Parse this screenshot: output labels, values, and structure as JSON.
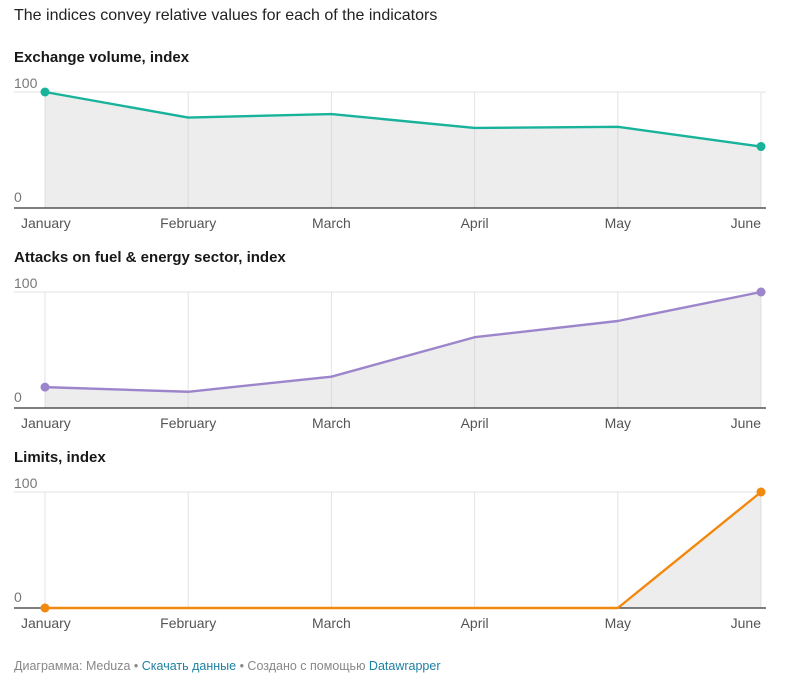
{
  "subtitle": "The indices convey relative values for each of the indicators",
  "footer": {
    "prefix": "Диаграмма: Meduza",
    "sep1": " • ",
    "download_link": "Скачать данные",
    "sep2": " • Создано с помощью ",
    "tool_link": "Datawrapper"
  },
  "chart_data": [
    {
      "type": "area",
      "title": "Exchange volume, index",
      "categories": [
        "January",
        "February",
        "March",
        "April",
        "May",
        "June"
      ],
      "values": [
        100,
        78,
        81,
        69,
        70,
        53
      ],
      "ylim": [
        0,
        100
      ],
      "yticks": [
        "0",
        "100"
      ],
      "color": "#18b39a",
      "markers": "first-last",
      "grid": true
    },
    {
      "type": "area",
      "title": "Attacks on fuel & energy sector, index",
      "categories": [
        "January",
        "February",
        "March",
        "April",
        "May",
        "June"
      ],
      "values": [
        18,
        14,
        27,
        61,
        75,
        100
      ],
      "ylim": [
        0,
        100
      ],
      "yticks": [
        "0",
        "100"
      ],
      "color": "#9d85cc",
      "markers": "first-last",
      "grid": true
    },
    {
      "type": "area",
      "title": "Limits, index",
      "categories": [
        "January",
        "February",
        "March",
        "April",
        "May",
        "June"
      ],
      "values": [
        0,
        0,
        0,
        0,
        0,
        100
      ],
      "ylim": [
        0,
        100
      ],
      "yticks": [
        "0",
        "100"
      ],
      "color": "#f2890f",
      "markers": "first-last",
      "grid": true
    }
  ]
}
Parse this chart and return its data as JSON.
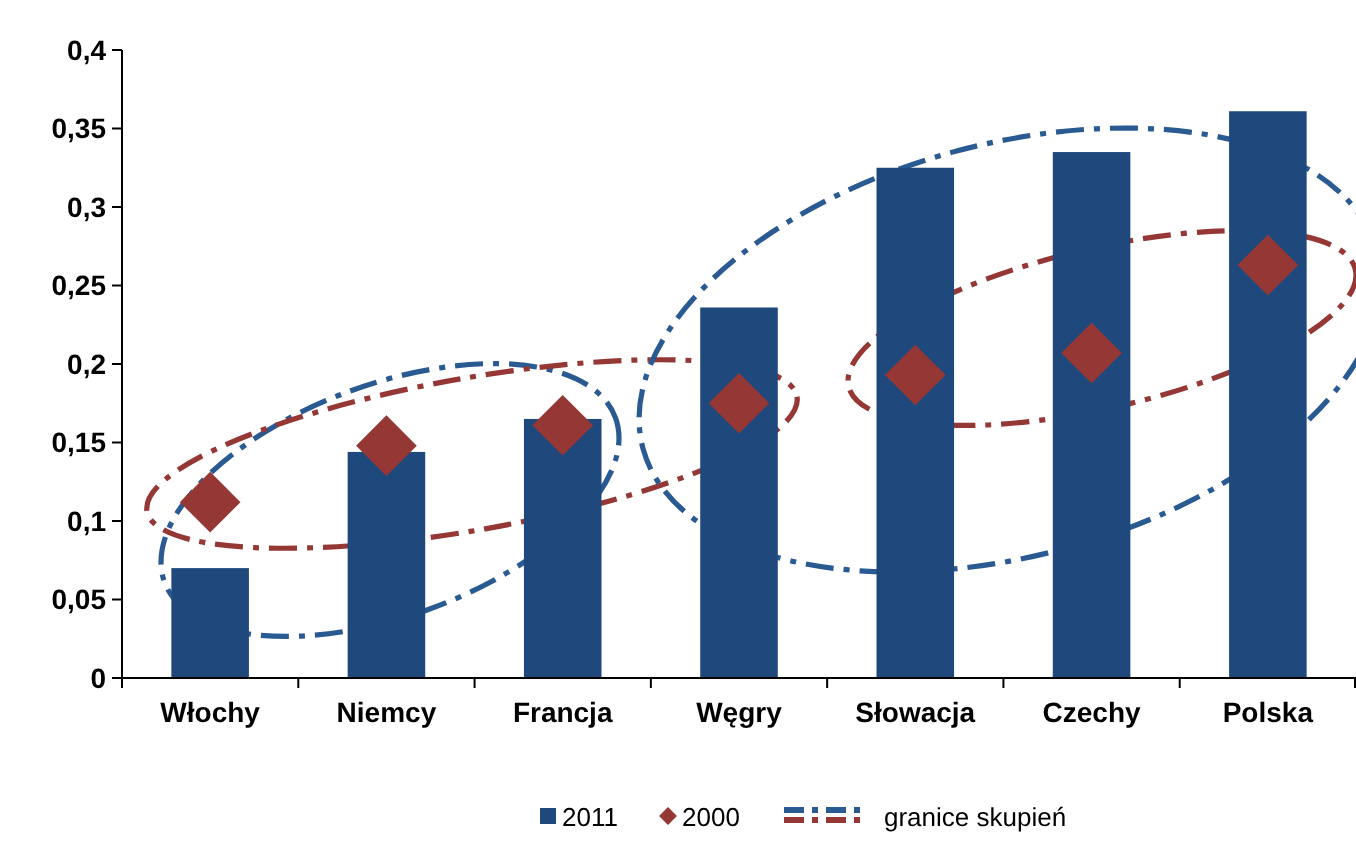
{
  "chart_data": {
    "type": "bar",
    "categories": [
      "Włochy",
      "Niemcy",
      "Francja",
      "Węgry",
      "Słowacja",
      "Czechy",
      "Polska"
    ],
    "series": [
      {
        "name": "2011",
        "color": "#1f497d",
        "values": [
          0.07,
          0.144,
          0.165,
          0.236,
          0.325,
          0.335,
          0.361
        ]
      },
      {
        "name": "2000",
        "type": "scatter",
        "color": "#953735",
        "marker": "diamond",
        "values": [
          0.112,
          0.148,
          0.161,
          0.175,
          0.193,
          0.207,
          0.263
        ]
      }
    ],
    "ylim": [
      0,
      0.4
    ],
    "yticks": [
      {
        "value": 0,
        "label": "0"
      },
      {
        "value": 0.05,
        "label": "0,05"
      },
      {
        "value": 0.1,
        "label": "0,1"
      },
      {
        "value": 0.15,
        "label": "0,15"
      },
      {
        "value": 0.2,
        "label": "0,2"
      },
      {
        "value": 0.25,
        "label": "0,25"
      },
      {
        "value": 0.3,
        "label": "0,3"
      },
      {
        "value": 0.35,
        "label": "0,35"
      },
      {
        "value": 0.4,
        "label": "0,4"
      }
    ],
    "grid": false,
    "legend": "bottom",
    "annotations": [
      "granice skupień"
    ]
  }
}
+ + + + +
**GOAL:**
Omit each picture, then return all of the listing exactly as it stands.

**FULL RESPONSE:**
Parse this screenshot: output labels, values, and structure as JSON.
{
  "subtitle": "The indices convey relative values for each of the indicators",
  "footer": {
    "prefix": "Диаграмма: Meduza",
    "sep1": " • ",
    "download_link": "Скачать данные",
    "sep2": " • Создано с помощью ",
    "tool_link": "Datawrapper"
  },
  "chart_data": [
    {
      "type": "area",
      "title": "Exchange volume, index",
      "categories": [
        "January",
        "February",
        "March",
        "April",
        "May",
        "June"
      ],
      "values": [
        100,
        78,
        81,
        69,
        70,
        53
      ],
      "ylim": [
        0,
        100
      ],
      "yticks": [
        "0",
        "100"
      ],
      "color": "#18b39a",
      "markers": "first-last",
      "grid": true
    },
    {
      "type": "area",
      "title": "Attacks on fuel & energy sector, index",
      "categories": [
        "January",
        "February",
        "March",
        "April",
        "May",
        "June"
      ],
      "values": [
        18,
        14,
        27,
        61,
        75,
        100
      ],
      "ylim": [
        0,
        100
      ],
      "yticks": [
        "0",
        "100"
      ],
      "color": "#9d85cc",
      "markers": "first-last",
      "grid": true
    },
    {
      "type": "area",
      "title": "Limits, index",
      "categories": [
        "January",
        "February",
        "March",
        "April",
        "May",
        "June"
      ],
      "values": [
        0,
        0,
        0,
        0,
        0,
        100
      ],
      "ylim": [
        0,
        100
      ],
      "yticks": [
        "0",
        "100"
      ],
      "color": "#f2890f",
      "markers": "first-last",
      "grid": true
    }
  ]
}
Parse this chart and return its data as JSON.
{
  "chart_data": {
    "type": "bar",
    "categories": [
      "Włochy",
      "Niemcy",
      "Francja",
      "Węgry",
      "Słowacja",
      "Czechy",
      "Polska"
    ],
    "series": [
      {
        "name": "2011",
        "color": "#1f497d",
        "values": [
          0.07,
          0.144,
          0.165,
          0.236,
          0.325,
          0.335,
          0.361
        ]
      },
      {
        "name": "2000",
        "type": "scatter",
        "color": "#953735",
        "marker": "diamond",
        "values": [
          0.112,
          0.148,
          0.161,
          0.175,
          0.193,
          0.207,
          0.263
        ]
      }
    ],
    "ylim": [
      0,
      0.4
    ],
    "yticks": [
      {
        "value": 0,
        "label": "0"
      },
      {
        "value": 0.05,
        "label": "0,05"
      },
      {
        "value": 0.1,
        "label": "0,1"
      },
      {
        "value": 0.15,
        "label": "0,15"
      },
      {
        "value": 0.2,
        "label": "0,2"
      },
      {
        "value": 0.25,
        "label": "0,25"
      },
      {
        "value": 0.3,
        "label": "0,3"
      },
      {
        "value": 0.35,
        "label": "0,35"
      },
      {
        "value": 0.4,
        "label": "0,4"
      }
    ],
    "grid": false,
    "legend": "bottom",
    "annotations": [
      "granice skupień"
    ]
  }
}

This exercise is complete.